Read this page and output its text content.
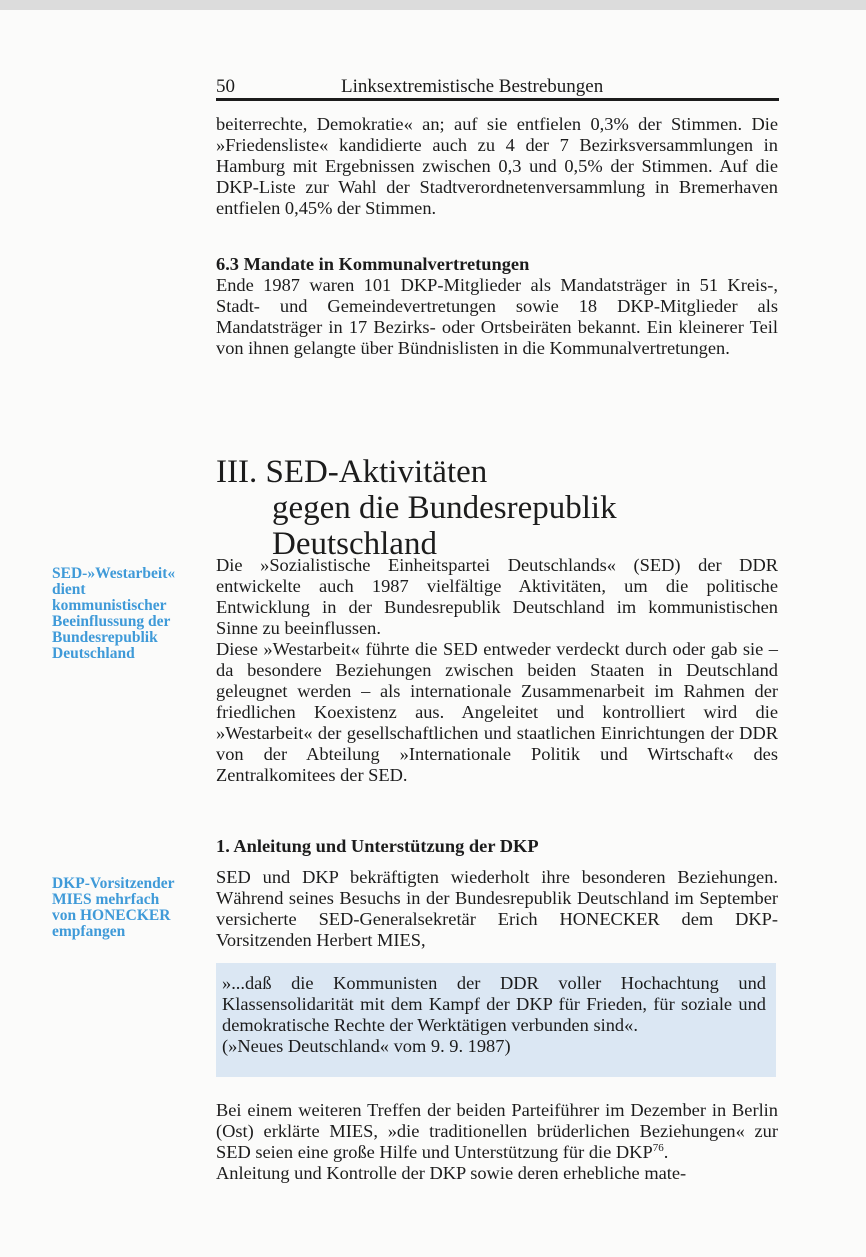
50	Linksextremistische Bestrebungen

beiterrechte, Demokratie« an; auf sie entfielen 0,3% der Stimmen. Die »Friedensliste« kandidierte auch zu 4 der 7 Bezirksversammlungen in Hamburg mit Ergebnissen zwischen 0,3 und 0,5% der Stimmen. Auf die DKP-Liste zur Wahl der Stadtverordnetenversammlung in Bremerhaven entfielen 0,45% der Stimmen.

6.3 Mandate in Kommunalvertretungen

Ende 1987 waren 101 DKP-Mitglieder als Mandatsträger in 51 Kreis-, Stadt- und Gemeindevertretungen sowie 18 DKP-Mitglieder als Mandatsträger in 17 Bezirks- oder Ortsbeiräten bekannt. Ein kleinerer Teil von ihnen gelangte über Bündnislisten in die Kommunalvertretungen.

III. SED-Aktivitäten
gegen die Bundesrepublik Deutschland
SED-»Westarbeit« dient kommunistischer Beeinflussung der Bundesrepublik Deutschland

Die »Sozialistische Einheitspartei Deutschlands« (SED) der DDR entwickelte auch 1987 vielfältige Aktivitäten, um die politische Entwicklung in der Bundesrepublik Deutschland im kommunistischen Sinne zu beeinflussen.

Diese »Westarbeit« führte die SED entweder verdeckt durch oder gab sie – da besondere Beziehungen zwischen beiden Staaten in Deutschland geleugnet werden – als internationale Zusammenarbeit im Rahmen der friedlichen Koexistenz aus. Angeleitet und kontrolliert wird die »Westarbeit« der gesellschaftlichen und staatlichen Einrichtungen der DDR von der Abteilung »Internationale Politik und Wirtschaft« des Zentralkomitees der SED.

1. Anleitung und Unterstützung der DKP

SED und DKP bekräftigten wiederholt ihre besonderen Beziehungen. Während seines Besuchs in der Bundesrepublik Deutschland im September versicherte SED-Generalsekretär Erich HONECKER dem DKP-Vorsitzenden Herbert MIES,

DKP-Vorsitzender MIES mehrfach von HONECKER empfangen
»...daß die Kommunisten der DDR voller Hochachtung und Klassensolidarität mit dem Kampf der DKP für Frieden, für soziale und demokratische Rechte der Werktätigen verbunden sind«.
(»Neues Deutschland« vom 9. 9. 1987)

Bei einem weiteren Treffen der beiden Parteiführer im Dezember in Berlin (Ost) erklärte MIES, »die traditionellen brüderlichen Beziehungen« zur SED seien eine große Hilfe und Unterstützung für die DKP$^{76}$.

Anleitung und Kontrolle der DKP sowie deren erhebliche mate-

-*-

● **What is expected**:
Extract each line holding the word "sowie" from the records.

● **Task result**:
Ende 1987 waren 101 DKP-Mitglieder als Mandatsträger in 51 Kreis-, Stadt- und Gemeindevertretungen sowie 18 DKP-Mitglieder als Mandatsträger in 17 Bezirks- oder Ortsbeiräten bekannt. Ein kleinerer Teil von ihnen gelangte über Bündnislisten in die Kommunalvertretungen.
Anleitung und Kontrolle der DKP sowie deren erhebliche mate-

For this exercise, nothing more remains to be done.